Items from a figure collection
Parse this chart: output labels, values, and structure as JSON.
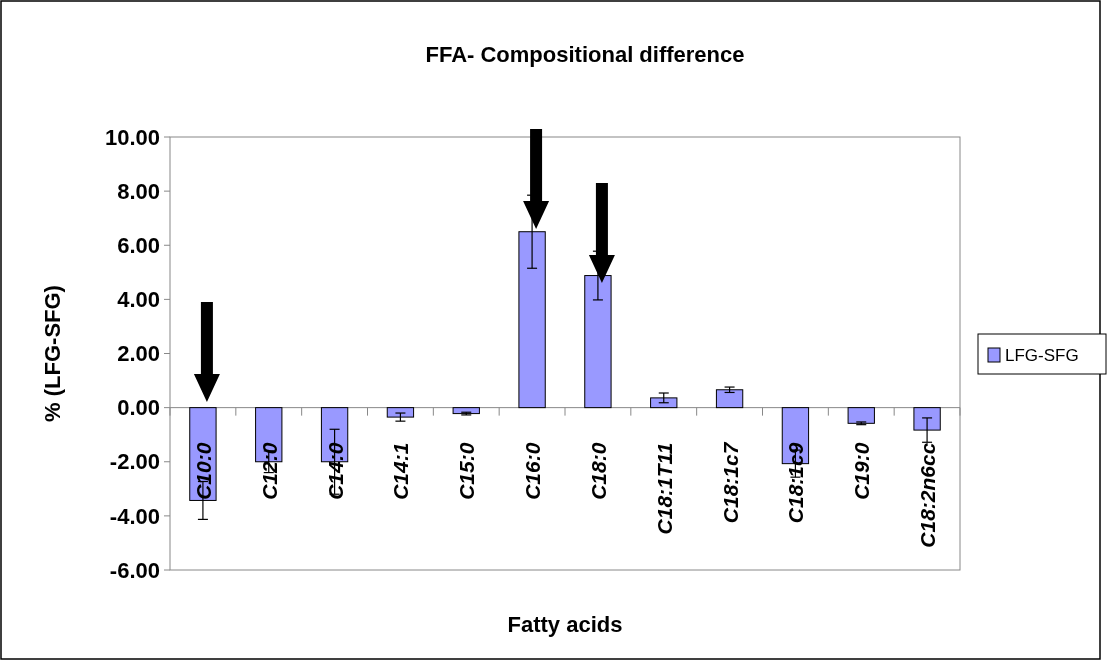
{
  "chart_data": {
    "type": "bar",
    "title": "FFA- Compositional difference",
    "xlabel": "Fatty acids",
    "ylabel": "% (LFG-SFG)",
    "categories": [
      "C10:0",
      "C12:0",
      "C14:0",
      "C14:1",
      "C15:0",
      "C16:0",
      "C18:0",
      "C18:1T11",
      "C18:1c7",
      "C18:1c9",
      "C19:0",
      "C18:2n6cc"
    ],
    "series": [
      {
        "name": "LFG-SFG",
        "color": "#9999ff",
        "values": [
          -3.43,
          -2.0,
          -2.0,
          -0.35,
          -0.22,
          6.5,
          4.88,
          0.36,
          0.66,
          -2.07,
          -0.58,
          -0.83
        ],
        "errors": [
          0.7,
          0.4,
          1.2,
          0.15,
          0.05,
          1.35,
          0.9,
          0.18,
          0.1,
          0.5,
          0.05,
          0.45
        ]
      }
    ],
    "ylim": [
      -6,
      10
    ],
    "yticks": [
      {
        "value": -6,
        "label": "-6.00"
      },
      {
        "value": -4,
        "label": "-4.00"
      },
      {
        "value": -2,
        "label": "-2.00"
      },
      {
        "value": 0,
        "label": "0.00"
      },
      {
        "value": 2,
        "label": "2.00"
      },
      {
        "value": 4,
        "label": "4.00"
      },
      {
        "value": 6,
        "label": "6.00"
      },
      {
        "value": 8,
        "label": "8.00"
      },
      {
        "value": 10,
        "label": "10.00"
      }
    ],
    "legend": "right"
  }
}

=== Given request ===
State the number of lines in the records that contain the string "values", and nothing more.

=== In response ===
2